(Source records)
START

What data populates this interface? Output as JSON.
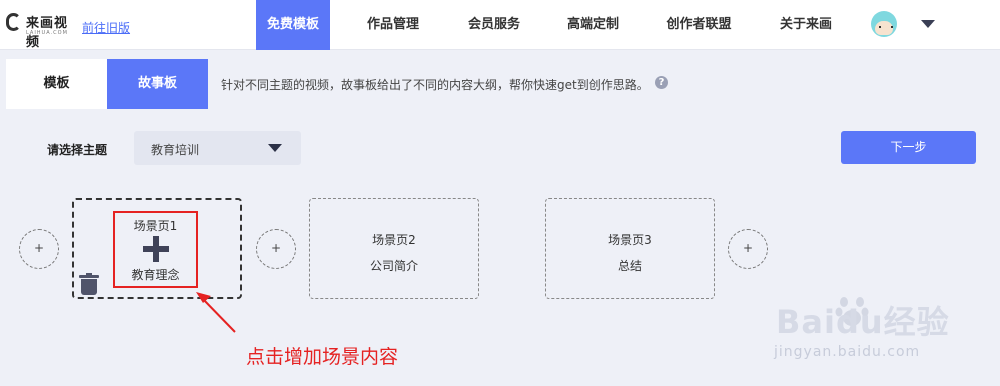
{
  "header": {
    "logo_text": "来画视频",
    "logo_sub": "LAIHUA.COM",
    "old_version_link": "前往旧版",
    "nav": [
      "免费模板",
      "作品管理",
      "会员服务",
      "高端定制",
      "创作者联盟",
      "关于来画"
    ],
    "active_nav": "免费模板"
  },
  "tabs": {
    "template_label": "模板",
    "story_label": "故事板",
    "description": "针对不同主题的视频，故事板给出了不同的内容大纲，帮你快速get到创作思路。",
    "help_icon": "?"
  },
  "theme": {
    "label": "请选择主题",
    "selected": "教育培训"
  },
  "next_button": "下一步",
  "add_label": "+",
  "scenes": [
    {
      "title": "场景页1",
      "subtitle": "教育理念"
    },
    {
      "title": "场景页2",
      "subtitle": "公司简介"
    },
    {
      "title": "场景页3",
      "subtitle": "总结"
    }
  ],
  "annotation": "点击增加场景内容",
  "watermark": {
    "text": "Baidu经验",
    "sub": "jingyan.baidu.com"
  },
  "colors": {
    "accent": "#5b77f8",
    "annotation_red": "#e52222",
    "background": "#eef0f7"
  }
}
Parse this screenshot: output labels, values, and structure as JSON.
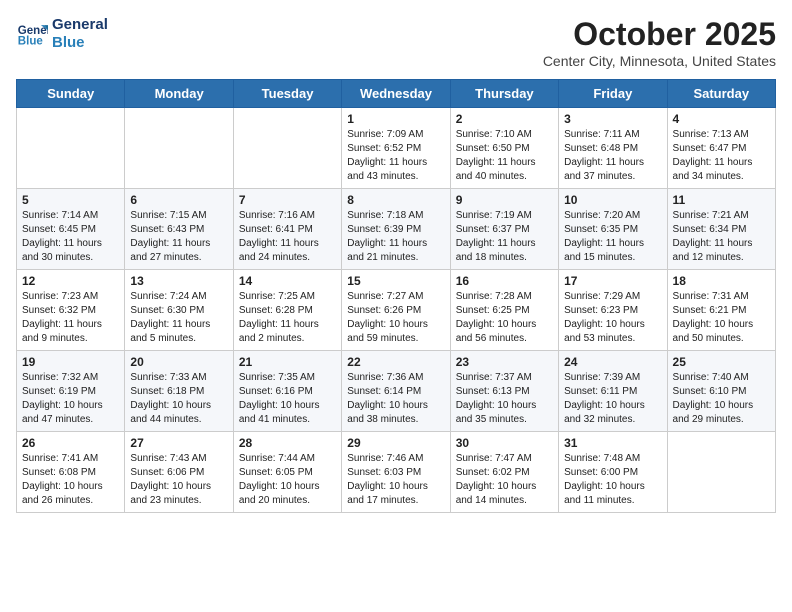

END

Written task
From the data above, copy out every line with the string "subtitle" in it.

Worked answer
      "subtitle": "教育理念"
      "subtitle": "公司简介"
      "subtitle": "总结"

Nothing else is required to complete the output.